___ Material provided

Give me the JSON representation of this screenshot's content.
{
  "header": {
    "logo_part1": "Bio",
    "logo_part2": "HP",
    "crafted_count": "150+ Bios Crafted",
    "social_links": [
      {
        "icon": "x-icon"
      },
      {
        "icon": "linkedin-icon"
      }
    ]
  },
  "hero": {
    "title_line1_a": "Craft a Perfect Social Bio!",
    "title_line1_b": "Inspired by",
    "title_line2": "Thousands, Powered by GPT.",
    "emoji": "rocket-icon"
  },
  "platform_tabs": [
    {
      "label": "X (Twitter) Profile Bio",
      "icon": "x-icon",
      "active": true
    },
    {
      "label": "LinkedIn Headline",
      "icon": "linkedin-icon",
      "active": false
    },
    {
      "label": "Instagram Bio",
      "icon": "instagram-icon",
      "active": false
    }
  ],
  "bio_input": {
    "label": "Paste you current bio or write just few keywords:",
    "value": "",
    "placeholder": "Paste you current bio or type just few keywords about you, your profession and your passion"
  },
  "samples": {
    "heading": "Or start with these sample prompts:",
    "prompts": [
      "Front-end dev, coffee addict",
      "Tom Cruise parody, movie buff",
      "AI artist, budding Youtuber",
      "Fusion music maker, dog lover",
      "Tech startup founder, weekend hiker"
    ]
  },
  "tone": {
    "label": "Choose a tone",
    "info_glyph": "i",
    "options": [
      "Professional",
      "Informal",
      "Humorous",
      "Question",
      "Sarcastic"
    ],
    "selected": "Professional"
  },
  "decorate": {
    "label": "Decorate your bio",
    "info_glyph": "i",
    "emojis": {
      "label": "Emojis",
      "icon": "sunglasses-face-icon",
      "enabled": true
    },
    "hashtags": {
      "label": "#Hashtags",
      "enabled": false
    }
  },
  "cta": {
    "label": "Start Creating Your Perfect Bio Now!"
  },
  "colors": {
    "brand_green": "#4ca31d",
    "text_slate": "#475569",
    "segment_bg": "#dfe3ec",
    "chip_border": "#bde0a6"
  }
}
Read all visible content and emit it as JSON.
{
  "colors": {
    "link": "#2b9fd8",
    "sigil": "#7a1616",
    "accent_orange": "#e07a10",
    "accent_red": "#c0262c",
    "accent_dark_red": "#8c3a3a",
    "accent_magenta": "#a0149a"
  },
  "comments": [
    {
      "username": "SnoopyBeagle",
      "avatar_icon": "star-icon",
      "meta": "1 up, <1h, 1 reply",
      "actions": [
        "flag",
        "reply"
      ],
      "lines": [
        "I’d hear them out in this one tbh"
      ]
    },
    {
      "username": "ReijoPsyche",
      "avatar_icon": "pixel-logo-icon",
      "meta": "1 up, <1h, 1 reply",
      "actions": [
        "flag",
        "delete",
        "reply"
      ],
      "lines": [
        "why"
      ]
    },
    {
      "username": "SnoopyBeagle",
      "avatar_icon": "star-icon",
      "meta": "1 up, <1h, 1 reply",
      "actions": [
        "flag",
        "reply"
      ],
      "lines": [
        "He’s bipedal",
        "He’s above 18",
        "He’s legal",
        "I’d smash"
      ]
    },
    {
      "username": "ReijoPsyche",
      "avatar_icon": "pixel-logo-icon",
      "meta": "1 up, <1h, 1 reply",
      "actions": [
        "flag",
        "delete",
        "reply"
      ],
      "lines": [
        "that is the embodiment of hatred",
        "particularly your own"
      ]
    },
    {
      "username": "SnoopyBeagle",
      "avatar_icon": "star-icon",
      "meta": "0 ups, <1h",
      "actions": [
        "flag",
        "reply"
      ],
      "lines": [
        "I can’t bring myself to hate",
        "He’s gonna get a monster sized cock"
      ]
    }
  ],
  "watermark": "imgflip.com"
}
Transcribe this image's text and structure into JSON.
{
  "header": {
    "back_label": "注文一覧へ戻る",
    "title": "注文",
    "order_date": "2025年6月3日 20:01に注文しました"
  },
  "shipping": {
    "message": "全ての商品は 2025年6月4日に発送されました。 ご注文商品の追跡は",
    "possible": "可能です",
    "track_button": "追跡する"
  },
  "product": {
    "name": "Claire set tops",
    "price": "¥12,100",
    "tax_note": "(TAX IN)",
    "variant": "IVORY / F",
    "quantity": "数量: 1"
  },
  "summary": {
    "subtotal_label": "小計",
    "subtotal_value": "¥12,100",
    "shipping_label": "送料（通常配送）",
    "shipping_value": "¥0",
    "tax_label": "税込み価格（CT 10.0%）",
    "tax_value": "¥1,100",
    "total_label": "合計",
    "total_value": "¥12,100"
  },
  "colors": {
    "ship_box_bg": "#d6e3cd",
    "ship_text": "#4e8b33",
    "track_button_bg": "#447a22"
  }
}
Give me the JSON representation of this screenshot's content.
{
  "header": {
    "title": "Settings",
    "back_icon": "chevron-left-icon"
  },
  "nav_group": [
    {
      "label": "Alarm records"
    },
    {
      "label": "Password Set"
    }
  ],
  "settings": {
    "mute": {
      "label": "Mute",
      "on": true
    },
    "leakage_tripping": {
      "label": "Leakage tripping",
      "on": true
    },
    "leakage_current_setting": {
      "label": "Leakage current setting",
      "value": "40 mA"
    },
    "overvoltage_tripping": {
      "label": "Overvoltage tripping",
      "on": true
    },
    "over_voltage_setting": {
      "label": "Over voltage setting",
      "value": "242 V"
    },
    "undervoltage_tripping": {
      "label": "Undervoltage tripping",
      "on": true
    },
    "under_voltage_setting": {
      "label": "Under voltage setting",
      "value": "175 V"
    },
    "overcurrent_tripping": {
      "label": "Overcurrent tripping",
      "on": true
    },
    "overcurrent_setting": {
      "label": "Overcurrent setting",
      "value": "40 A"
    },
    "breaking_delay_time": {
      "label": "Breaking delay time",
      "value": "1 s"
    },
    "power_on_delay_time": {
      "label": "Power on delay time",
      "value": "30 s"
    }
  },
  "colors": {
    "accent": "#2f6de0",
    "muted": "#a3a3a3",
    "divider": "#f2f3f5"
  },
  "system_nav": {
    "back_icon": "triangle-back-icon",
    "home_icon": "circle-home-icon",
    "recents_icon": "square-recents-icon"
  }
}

______

== Problem ==
Exactly reproduce all of the entries above.

== Answer to the exercise ==
Give me the JSON representation of this screenshot's content.
{
  "header": {
    "logo_part1": "Bio",
    "logo_part2": "HP",
    "crafted_count": "150+ Bios Crafted",
    "social_links": [
      {
        "icon": "x-icon"
      },
      {
        "icon": "linkedin-icon"
      }
    ]
  },
  "hero": {
    "title_line1_a": "Craft a Perfect Social Bio!",
    "title_line1_b": "Inspired by",
    "title_line2": "Thousands, Powered by GPT.",
    "emoji": "rocket-icon"
  },
  "platform_tabs": [
    {
      "label": "X (Twitter) Profile Bio",
      "icon": "x-icon",
      "active": true
    },
    {
      "label": "LinkedIn Headline",
      "icon": "linkedin-icon",
      "active": false
    },
    {
      "label": "Instagram Bio",
      "icon": "instagram-icon",
      "active": false
    }
  ],
  "bio_input": {
    "label": "Paste you current bio or write just few keywords:",
    "value": "",
    "placeholder": "Paste you current bio or type just few keywords about you, your profession and your passion"
  },
  "samples": {
    "heading": "Or start with these sample prompts:",
    "prompts": [
      "Front-end dev, coffee addict",
      "Tom Cruise parody, movie buff",
      "AI artist, budding Youtuber",
      "Fusion music maker, dog lover",
      "Tech startup founder, weekend hiker"
    ]
  },
  "tone": {
    "label": "Choose a tone",
    "info_glyph": "i",
    "options": [
      "Professional",
      "Informal",
      "Humorous",
      "Question",
      "Sarcastic"
    ],
    "selected": "Professional"
  },
  "decorate": {
    "label": "Decorate your bio",
    "info_glyph": "i",
    "emojis": {
      "label": "Emojis",
      "icon": "sunglasses-face-icon",
      "enabled": true
    },
    "hashtags": {
      "label": "#Hashtags",
      "enabled": false
    }
  },
  "cta": {
    "label": "Start Creating Your Perfect Bio Now!"
  },
  "colors": {
    "brand_green": "#4ca31d",
    "text_slate": "#475569",
    "segment_bg": "#dfe3ec",
    "chip_border": "#bde0a6"
  }
}
Read all visible content and emit it as JSON.
{
  "colors": {
    "link": "#2b9fd8",
    "sigil": "#7a1616",
    "accent_orange": "#e07a10",
    "accent_red": "#c0262c",
    "accent_dark_red": "#8c3a3a",
    "accent_magenta": "#a0149a"
  },
  "comments": [
    {
      "username": "SnoopyBeagle",
      "avatar_icon": "star-icon",
      "meta": "1 up, <1h, 1 reply",
      "actions": [
        "flag",
        "reply"
      ],
      "lines": [
        "I’d hear them out in this one tbh"
      ]
    },
    {
      "username": "ReijoPsyche",
      "avatar_icon": "pixel-logo-icon",
      "meta": "1 up, <1h, 1 reply",
      "actions": [
        "flag",
        "delete",
        "reply"
      ],
      "lines": [
        "why"
      ]
    },
    {
      "username": "SnoopyBeagle",
      "avatar_icon": "star-icon",
      "meta": "1 up, <1h, 1 reply",
      "actions": [
        "flag",
        "reply"
      ],
      "lines": [
        "He’s bipedal",
        "He’s above 18",
        "He’s legal",
        "I’d smash"
      ]
    },
    {
      "username": "ReijoPsyche",
      "avatar_icon": "pixel-logo-icon",
      "meta": "1 up, <1h, 1 reply",
      "actions": [
        "flag",
        "delete",
        "reply"
      ],
      "lines": [
        "that is the embodiment of hatred",
        "particularly your own"
      ]
    },
    {
      "username": "SnoopyBeagle",
      "avatar_icon": "star-icon",
      "meta": "0 ups, <1h",
      "actions": [
        "flag",
        "reply"
      ],
      "lines": [
        "I can’t bring myself to hate",
        "He’s gonna get a monster sized cock"
      ]
    }
  ],
  "watermark": "imgflip.com"
}
Transcribe this image's text and structure into JSON.
{
  "header": {
    "back_label": "注文一覧へ戻る",
    "title": "注文",
    "order_date": "2025年6月3日 20:01に注文しました"
  },
  "shipping": {
    "message": "全ての商品は 2025年6月4日に発送されました。 ご注文商品の追跡は",
    "possible": "可能です",
    "track_button": "追跡する"
  },
  "product": {
    "name": "Claire set tops",
    "price": "¥12,100",
    "tax_note": "(TAX IN)",
    "variant": "IVORY / F",
    "quantity": "数量: 1"
  },
  "summary": {
    "subtotal_label": "小計",
    "subtotal_value": "¥12,100",
    "shipping_label": "送料（通常配送）",
    "shipping_value": "¥0",
    "tax_label": "税込み価格（CT 10.0%）",
    "tax_value": "¥1,100",
    "total_label": "合計",
    "total_value": "¥12,100"
  },
  "colors": {
    "ship_box_bg": "#d6e3cd",
    "ship_text": "#4e8b33",
    "track_button_bg": "#447a22"
  }
}
Give me the JSON representation of this screenshot's content.
{
  "header": {
    "title": "Settings",
    "back_icon": "chevron-left-icon"
  },
  "nav_group": [
    {
      "label": "Alarm records"
    },
    {
      "label": "Password Set"
    }
  ],
  "settings": {
    "mute": {
      "label": "Mute",
      "on": true
    },
    "leakage_tripping": {
      "label": "Leakage tripping",
      "on": true
    },
    "leakage_current_setting": {
      "label": "Leakage current setting",
      "value": "40 mA"
    },
    "overvoltage_tripping": {
      "label": "Overvoltage tripping",
      "on": true
    },
    "over_voltage_setting": {
      "label": "Over voltage setting",
      "value": "242 V"
    },
    "undervoltage_tripping": {
      "label": "Undervoltage tripping",
      "on": true
    },
    "under_voltage_setting": {
      "label": "Under voltage setting",
      "value": "175 V"
    },
    "overcurrent_tripping": {
      "label": "Overcurrent tripping",
      "on": true
    },
    "overcurrent_setting": {
      "label": "Overcurrent setting",
      "value": "40 A"
    },
    "breaking_delay_time": {
      "label": "Breaking delay time",
      "value": "1 s"
    },
    "power_on_delay_time": {
      "label": "Power on delay time",
      "value": "30 s"
    }
  },
  "colors": {
    "accent": "#2f6de0",
    "muted": "#a3a3a3",
    "divider": "#f2f3f5"
  },
  "system_nav": {
    "back_icon": "triangle-back-icon",
    "home_icon": "circle-home-icon",
    "recents_icon": "square-recents-icon"
  }
}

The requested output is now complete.